Spatial layout entries:
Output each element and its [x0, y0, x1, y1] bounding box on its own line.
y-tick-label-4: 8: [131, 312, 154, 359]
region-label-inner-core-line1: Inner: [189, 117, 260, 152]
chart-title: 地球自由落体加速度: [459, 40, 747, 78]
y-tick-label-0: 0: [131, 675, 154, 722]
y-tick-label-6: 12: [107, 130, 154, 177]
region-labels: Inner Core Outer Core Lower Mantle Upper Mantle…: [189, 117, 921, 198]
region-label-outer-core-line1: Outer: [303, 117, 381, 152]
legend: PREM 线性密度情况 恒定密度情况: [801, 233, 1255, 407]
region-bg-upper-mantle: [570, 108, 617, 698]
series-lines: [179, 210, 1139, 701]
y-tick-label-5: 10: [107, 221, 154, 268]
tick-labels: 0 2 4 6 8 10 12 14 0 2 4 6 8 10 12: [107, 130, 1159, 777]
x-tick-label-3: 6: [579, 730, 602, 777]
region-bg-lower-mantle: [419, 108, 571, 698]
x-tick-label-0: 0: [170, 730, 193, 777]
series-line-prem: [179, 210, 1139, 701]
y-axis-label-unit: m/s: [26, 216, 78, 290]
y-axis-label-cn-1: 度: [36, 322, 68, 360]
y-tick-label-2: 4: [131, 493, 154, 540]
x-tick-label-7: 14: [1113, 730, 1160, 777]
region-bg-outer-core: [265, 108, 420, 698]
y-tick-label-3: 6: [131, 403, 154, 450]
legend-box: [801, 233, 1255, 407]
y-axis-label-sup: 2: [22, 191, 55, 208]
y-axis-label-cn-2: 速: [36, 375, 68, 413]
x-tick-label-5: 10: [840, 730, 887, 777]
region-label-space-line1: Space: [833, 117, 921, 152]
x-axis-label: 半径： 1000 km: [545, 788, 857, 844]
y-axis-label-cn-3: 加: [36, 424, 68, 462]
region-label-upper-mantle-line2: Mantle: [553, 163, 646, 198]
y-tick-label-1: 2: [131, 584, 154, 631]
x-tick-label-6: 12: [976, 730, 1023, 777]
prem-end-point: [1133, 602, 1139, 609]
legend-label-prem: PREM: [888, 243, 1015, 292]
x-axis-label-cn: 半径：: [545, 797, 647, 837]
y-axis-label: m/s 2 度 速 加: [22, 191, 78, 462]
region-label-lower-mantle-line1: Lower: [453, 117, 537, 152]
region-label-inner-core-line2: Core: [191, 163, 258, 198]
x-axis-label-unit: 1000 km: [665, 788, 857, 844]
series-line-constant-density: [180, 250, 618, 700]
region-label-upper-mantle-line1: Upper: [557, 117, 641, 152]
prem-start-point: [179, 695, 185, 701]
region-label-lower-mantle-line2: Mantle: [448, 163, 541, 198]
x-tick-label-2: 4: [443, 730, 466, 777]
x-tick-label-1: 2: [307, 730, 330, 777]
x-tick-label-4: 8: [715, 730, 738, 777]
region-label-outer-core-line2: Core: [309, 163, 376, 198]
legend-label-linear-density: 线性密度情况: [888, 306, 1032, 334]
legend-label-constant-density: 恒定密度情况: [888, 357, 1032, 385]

### WHAT TO PRODUCE
Rewrite the listing with "chart-title" switched to "figure-title" and nothing else changed.

### ANSWER TO THE TASK
Output each element and its [x0, y0, x1, y1] bounding box on its own line.
y-tick-label-4: 8: [131, 312, 154, 359]
region-label-inner-core-line1: Inner: [189, 117, 260, 152]
figure-title: 地球自由落体加速度: [459, 40, 747, 78]
y-tick-label-0: 0: [131, 675, 154, 722]
y-tick-label-6: 12: [107, 130, 154, 177]
region-labels: Inner Core Outer Core Lower Mantle Upper Mantle…: [189, 117, 921, 198]
region-label-outer-core-line1: Outer: [303, 117, 381, 152]
legend: PREM 线性密度情况 恒定密度情况: [801, 233, 1255, 407]
region-bg-upper-mantle: [570, 108, 617, 698]
series-lines: [179, 210, 1139, 701]
y-tick-label-5: 10: [107, 221, 154, 268]
tick-labels: 0 2 4 6 8 10 12 14 0 2 4 6 8 10 12: [107, 130, 1159, 777]
x-tick-label-3: 6: [579, 730, 602, 777]
region-bg-lower-mantle: [419, 108, 571, 698]
x-tick-label-0: 0: [170, 730, 193, 777]
series-line-prem: [179, 210, 1139, 701]
y-axis-label-unit: m/s: [26, 216, 78, 290]
y-axis-label-cn-1: 度: [36, 322, 68, 360]
y-tick-label-2: 4: [131, 493, 154, 540]
x-tick-label-7: 14: [1113, 730, 1160, 777]
region-bg-outer-core: [265, 108, 420, 698]
y-tick-label-3: 6: [131, 403, 154, 450]
legend-box: [801, 233, 1255, 407]
y-axis-label-sup: 2: [22, 191, 55, 208]
y-axis-label-cn-2: 速: [36, 375, 68, 413]
x-tick-label-5: 10: [840, 730, 887, 777]
region-label-space-line1: Space: [833, 117, 921, 152]
x-axis-label: 半径： 1000 km: [545, 788, 857, 844]
y-axis-label-cn-3: 加: [36, 424, 68, 462]
region-label-upper-mantle-line2: Mantle: [553, 163, 646, 198]
y-tick-label-1: 2: [131, 584, 154, 631]
x-tick-label-6: 12: [976, 730, 1023, 777]
prem-end-point: [1133, 602, 1139, 609]
legend-label-prem: PREM: [888, 243, 1015, 292]
x-axis-label-cn: 半径：: [545, 797, 647, 837]
y-axis-label: m/s 2 度 速 加: [22, 191, 78, 462]
region-label-lower-mantle-line1: Lower: [453, 117, 537, 152]
region-label-inner-core-line2: Core: [191, 163, 258, 198]
x-axis-label-unit: 1000 km: [665, 788, 857, 844]
series-line-constant-density: [180, 250, 618, 700]
region-label-upper-mantle-line1: Upper: [557, 117, 641, 152]
prem-start-point: [179, 695, 185, 701]
region-label-lower-mantle-line2: Mantle: [448, 163, 541, 198]
x-tick-label-2: 4: [443, 730, 466, 777]
x-tick-label-1: 2: [307, 730, 330, 777]
x-tick-label-4: 8: [715, 730, 738, 777]
region-label-outer-core-line2: Core: [309, 163, 376, 198]
legend-label-linear-density: 线性密度情况: [888, 306, 1032, 334]
legend-label-constant-density: 恒定密度情况: [888, 357, 1032, 385]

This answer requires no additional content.